- Selected extract:
^^^^^^^^
Solar Radiation Sensor: Pyranometer for Weather Stations

Solar Radiation Sensor: Pyranometer for Weather Stations

A pyranometer measures solar radiation (irradiance) in watts per square meter — the most fundamental parameter for solar energy assessment, agricultural evapotranspiration modeling, and weather research. India, with its 300+ sunny days per year in most regions, has exceptional solar resources, making pyranometers crucial for the booming solar power sector and smart agriculture. This guide covers both commercial pyranometer interfacing (4-20mA outputs) and DIY solar radiation measurement using photodiodes and Arduino, with calibration methods for Indian solar conditions.

Solar Radiation Fundamentals

Solar radiation at Earth’s surface is measured as irradiance in W/m² (watts per square meter) or as insolation (energy per unit area per day) in kWh/m²/day.

• Solar Constant: 1361 W/m² at top of atmosphere
• Peak irradiance at surface: 950-1050 W/m² (clear sky noon, India)
• Global Horizontal Irradiance (GHI): Total radiation on horizontal surface — used for PV system design
• Direct Normal Irradiance (DNI): Direct beam component — used for concentrated solar thermal
• Diffuse Horizontal Irradiance (DHI): Scattered sky radiation — important during monsoon

India’s solar resource is outstanding: most of the country receives 4-7 kWh/m²/day (annual average). Rajasthan and Gujarat top at 6-7 kWh/m²/day, while northeastern states receive 4-4.5 kWh/m²/day. These are among the best solar resources globally, comparable to the Sahara Desert and Middle East.

Pyranometer Types and Accuracy Classes

Thermopile Pyranometers (Reference Standard)

Kipp & Zonen CM11, Hukseflux SR20 — use a thermopile detector beneath a glass dome. Measure 280-3000nm (full solar spectrum). WMO Class A/B/C accuracy. Price: ₹50,000-₹2,50,000. Used at IMD stations and NIWE (National Institute of Wind Energy) solar measurement sites.

Silicon Photodiode Pyranometers

Apogee SP-110, Davis 6450 — silicon solar cell measures 300-1100nm (most of solar spectrum). Lower accuracy (Class C) but cost ₹5,000-15,000. Popular for agricultural weather stations and building-integrated PV monitoring.
^^^^^^^^
- Provided records:
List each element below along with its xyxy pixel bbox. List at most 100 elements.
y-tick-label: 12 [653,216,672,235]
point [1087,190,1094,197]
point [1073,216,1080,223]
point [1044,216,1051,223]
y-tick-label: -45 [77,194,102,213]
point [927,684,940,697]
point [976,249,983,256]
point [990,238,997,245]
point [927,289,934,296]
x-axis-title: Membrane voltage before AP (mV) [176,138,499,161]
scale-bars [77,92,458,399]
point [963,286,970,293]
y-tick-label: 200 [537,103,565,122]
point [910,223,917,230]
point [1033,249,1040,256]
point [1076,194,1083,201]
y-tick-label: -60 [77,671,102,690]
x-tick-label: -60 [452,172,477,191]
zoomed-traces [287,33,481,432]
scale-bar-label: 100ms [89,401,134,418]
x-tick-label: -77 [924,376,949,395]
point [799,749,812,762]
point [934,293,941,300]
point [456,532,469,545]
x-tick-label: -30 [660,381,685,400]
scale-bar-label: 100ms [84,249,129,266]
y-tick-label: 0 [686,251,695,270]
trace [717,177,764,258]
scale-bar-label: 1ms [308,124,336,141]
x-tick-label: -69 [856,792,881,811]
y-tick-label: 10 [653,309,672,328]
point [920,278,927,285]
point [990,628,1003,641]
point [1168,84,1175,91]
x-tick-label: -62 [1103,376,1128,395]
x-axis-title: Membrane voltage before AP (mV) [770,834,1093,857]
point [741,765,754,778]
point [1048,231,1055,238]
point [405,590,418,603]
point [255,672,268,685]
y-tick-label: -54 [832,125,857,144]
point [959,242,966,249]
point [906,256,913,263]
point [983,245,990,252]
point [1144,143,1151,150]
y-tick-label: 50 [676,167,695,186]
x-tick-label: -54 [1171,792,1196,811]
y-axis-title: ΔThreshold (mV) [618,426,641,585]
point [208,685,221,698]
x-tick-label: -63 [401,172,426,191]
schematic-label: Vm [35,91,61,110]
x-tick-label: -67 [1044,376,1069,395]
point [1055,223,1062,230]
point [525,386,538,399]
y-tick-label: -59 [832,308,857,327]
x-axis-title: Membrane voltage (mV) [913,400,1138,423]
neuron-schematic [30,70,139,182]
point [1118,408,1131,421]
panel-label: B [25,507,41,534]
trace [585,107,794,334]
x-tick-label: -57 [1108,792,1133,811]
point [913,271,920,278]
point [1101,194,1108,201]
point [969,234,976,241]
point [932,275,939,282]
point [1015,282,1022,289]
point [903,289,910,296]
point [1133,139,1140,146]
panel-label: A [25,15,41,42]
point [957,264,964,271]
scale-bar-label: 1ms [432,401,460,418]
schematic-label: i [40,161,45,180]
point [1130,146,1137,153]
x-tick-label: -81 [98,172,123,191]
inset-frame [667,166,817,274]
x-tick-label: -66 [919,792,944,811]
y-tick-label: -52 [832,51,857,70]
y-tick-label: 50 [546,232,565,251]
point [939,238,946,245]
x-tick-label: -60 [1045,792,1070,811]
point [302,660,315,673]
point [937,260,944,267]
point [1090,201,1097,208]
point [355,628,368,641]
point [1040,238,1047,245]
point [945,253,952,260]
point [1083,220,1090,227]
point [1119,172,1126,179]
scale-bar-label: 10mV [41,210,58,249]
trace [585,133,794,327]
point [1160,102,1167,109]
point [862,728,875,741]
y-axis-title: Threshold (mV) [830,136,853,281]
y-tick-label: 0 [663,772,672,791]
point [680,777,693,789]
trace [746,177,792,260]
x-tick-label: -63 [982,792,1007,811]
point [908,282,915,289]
^^^^^^^^
- What is asked: What wavelength range does the pyranometer guide give for thermopile pyranometers? Answer from the pyranometer guide alone, not from the entries.

- Complete output: 280-3000nm, the full solar spectrum.